**Given passage**
....
While Shepherd is well aware of the need to measure the right things and draw out the correct insights (“it’s dangerous to put blind trust in data without truly understanding what it’s telling you”), much of his work is designed to remove the judgement and subjectivity from people-related decisions without dehumanising it.

Understanding the crucial importance to the success of a business of positive relationship dynamics between team members, he has developed a ‘Team Optimisation Tool’, which is based on a blend of the latest academic thinking in behavioural science and the kind of information that leads to the most successful matches in online dating.

He has demonstrated the rigour of his algorithm at numerous innovation competitions, asking members of different teams carefully formulated questions and presenting the results to judges in a sealed envelope to be opened once they have announced their decision. He claims 95 per cent accuracy in predicting the ranking of teams.

But even Shepherd says organisations already have at their fingertips lots of the data they need to drive better business decisions. “You don’t need the millions or billions of data points that ‘big data’ implies,” he says.

Begbie says: “HR’s fundamental skill set needs to change. In the past they used to manage processes, but processes are now embedded in data, so they need to analyse instead, and use that analysis to drive the right conversations.”
....
**Provided material**
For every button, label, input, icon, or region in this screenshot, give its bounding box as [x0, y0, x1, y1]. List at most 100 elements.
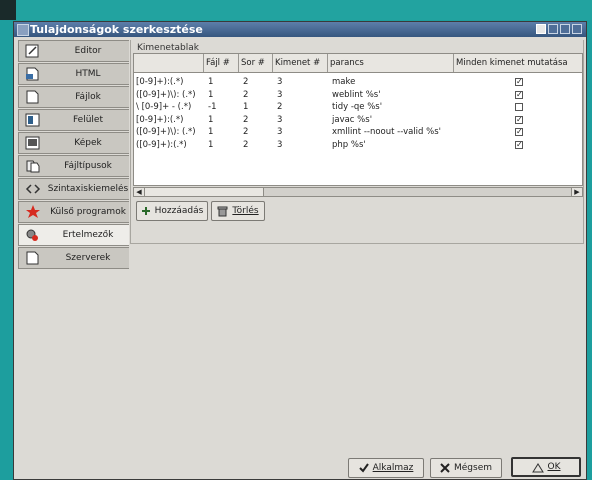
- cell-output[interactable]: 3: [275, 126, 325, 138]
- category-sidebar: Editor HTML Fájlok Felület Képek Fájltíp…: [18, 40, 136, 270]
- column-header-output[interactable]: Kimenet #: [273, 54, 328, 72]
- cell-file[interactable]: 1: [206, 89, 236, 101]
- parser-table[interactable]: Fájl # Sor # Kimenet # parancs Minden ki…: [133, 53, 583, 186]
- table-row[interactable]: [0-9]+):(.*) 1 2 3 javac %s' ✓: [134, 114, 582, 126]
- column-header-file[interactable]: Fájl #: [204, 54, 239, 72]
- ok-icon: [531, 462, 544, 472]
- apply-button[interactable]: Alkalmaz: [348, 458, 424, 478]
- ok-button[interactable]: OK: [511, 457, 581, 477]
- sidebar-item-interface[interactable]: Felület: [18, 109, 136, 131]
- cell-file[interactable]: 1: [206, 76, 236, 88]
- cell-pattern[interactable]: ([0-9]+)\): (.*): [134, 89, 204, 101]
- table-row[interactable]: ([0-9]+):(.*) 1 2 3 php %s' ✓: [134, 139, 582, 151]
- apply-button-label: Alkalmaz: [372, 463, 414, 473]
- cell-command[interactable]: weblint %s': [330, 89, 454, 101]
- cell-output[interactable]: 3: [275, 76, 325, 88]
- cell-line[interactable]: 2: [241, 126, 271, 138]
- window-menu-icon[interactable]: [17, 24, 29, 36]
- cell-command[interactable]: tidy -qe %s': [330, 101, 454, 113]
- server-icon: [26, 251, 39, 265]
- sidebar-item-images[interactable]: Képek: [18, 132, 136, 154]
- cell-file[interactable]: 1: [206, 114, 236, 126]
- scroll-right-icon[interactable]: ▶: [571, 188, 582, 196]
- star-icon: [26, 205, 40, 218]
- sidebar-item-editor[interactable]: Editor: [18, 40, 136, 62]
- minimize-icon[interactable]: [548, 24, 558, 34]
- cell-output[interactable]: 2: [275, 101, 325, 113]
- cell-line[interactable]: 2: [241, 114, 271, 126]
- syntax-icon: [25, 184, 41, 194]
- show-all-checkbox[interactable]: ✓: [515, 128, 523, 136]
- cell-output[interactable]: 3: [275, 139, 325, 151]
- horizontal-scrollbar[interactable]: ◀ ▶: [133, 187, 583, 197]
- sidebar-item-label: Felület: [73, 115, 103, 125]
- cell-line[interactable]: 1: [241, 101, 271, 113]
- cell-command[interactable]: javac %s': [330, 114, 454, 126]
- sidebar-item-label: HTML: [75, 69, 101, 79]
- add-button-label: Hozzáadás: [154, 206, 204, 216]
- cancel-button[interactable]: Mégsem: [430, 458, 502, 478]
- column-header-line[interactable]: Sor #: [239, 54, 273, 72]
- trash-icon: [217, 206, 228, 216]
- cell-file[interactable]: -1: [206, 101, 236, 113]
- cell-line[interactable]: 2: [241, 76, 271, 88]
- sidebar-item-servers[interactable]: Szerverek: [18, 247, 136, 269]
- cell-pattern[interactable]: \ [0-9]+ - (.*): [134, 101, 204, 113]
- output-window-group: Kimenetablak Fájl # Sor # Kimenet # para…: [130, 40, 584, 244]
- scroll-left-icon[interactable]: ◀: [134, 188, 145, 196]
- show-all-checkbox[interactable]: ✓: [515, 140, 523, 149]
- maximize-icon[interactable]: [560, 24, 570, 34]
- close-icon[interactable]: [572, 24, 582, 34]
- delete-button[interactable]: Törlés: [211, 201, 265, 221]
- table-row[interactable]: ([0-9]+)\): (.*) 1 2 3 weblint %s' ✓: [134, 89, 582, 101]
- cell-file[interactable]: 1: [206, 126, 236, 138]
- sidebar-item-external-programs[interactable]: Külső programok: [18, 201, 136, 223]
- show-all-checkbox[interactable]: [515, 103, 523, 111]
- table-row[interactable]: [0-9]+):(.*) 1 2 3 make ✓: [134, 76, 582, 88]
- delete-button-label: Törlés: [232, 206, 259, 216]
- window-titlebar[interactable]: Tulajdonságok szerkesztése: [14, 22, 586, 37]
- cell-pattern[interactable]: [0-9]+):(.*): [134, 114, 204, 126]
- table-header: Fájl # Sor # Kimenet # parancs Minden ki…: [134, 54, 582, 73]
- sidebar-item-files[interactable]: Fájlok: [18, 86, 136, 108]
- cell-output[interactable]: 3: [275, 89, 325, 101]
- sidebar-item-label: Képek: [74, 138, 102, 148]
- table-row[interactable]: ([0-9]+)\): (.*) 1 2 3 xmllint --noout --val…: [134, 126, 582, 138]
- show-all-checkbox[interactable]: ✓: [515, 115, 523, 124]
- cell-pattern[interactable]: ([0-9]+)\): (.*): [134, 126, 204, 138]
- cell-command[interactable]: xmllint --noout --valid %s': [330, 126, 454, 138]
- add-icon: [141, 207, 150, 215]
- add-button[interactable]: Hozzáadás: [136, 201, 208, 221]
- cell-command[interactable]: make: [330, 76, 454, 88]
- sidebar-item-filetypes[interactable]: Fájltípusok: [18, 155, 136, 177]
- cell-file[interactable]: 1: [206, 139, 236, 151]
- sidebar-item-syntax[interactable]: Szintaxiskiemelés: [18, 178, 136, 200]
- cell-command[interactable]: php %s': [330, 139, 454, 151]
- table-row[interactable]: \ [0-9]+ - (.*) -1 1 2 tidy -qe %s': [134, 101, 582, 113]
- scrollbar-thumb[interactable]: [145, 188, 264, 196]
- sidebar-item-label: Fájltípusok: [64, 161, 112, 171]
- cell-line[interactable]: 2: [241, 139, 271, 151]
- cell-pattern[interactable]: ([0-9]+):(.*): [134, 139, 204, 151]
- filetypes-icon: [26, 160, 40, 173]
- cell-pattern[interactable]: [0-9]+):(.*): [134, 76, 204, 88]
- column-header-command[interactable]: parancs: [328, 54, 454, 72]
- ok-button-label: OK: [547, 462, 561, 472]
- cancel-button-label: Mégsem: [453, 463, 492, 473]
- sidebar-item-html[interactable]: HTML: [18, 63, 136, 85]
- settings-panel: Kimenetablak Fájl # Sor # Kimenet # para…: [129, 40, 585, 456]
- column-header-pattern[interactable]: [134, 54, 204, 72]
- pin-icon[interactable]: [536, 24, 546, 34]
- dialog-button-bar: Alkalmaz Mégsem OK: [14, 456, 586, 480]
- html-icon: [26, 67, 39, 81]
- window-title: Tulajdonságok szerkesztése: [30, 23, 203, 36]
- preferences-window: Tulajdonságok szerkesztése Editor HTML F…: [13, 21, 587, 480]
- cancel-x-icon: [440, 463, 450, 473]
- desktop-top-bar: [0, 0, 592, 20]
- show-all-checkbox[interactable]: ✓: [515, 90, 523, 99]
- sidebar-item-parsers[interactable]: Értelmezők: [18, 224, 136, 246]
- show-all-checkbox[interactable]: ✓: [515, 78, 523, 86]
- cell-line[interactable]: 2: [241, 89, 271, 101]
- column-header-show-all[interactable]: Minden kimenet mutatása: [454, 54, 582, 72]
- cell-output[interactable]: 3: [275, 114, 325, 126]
....
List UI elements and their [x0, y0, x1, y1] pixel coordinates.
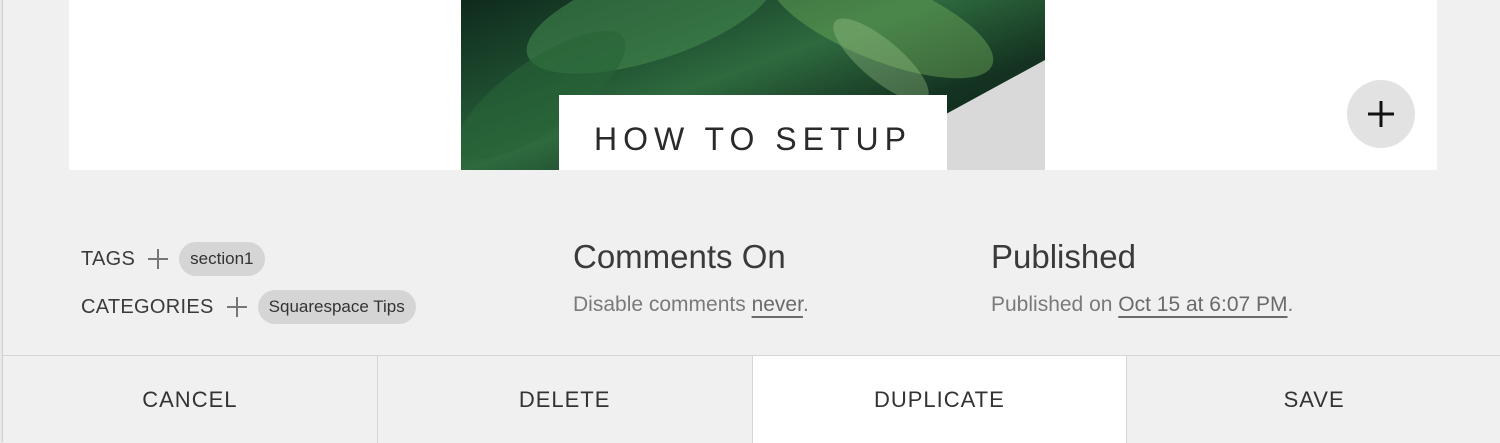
....
**Exercise tasks**
1. In the HR analytics passage, what accuracy does Shepherd claim in predicting the ranking of teams?
2. Rewrite the HR analytics passage from "Understanding the crucial" up to and including "ranking of teams.", changing "judges" to "panelists".
3. Carry the HR analytics passage on from its last sentence.
Nothing in the entries is needed here.

**Answers for this exercise**
1. 95 per cent

2.
Understanding the crucial importance to the success of a business of positive relationship dynamics between team members, he has developed a ‘Team Optimisation Tool’, which is based on a blend of the latest academic thinking in behavioural science and the kind of information that leads to the most successful matches in online dating.

He has demonstrated the rigour of his algorithm at numerous innovation competitions, asking members of different teams carefully formulated questions and presenting the results to panelists in a sealed envelope to be opened once they have announced their decision. He claims 95 per cent accuracy in predicting the ranking of teams.

3.
They also need to see people through a business rather than an HR lens, he adds. “In the past, HR measured what data was available rather than what was of use. If you have a robust platform, and confidence in your data, that allows you to raise your game. But while some HR professionals have been desperate to move away from admin into added-value areas, others have built their careers on efficiently managing processes.”

What’s required, the experts agree, is HR professionals who are fluent in the numbers but can articulate the links, for example, between greater investment in people and enhanced business results. This might mean closer collaboration between HR and the departments Houghton says are already having these conversations, and a greater evidence base for metrics-driven HR of the kind VyT is trying to introduce.

For the time being at least, it might seem safe to leave big data on the back burner, particularly given the recent news  that Google’s much-hyped, supposedly revolutionary flu tracker, Google Flu Trends, has consistently overestimated flu cases in the US for the past three years. Not to mention the growing sense that big data has become a label attached with abandon by commentators who understand little of its real implementation.

But that would be unwise. MIT research says companies who use ‘data-driven decision-making’ are 5 per cent more productive and profitable. And as Begbie, Aitken, Quinton and others show, it’s possible to glean real insight without getting stuck in a spreadsheet. For many years organisations have proudly claimed that their people are their greatest asset. Now they have the perfect opportunity to prove it.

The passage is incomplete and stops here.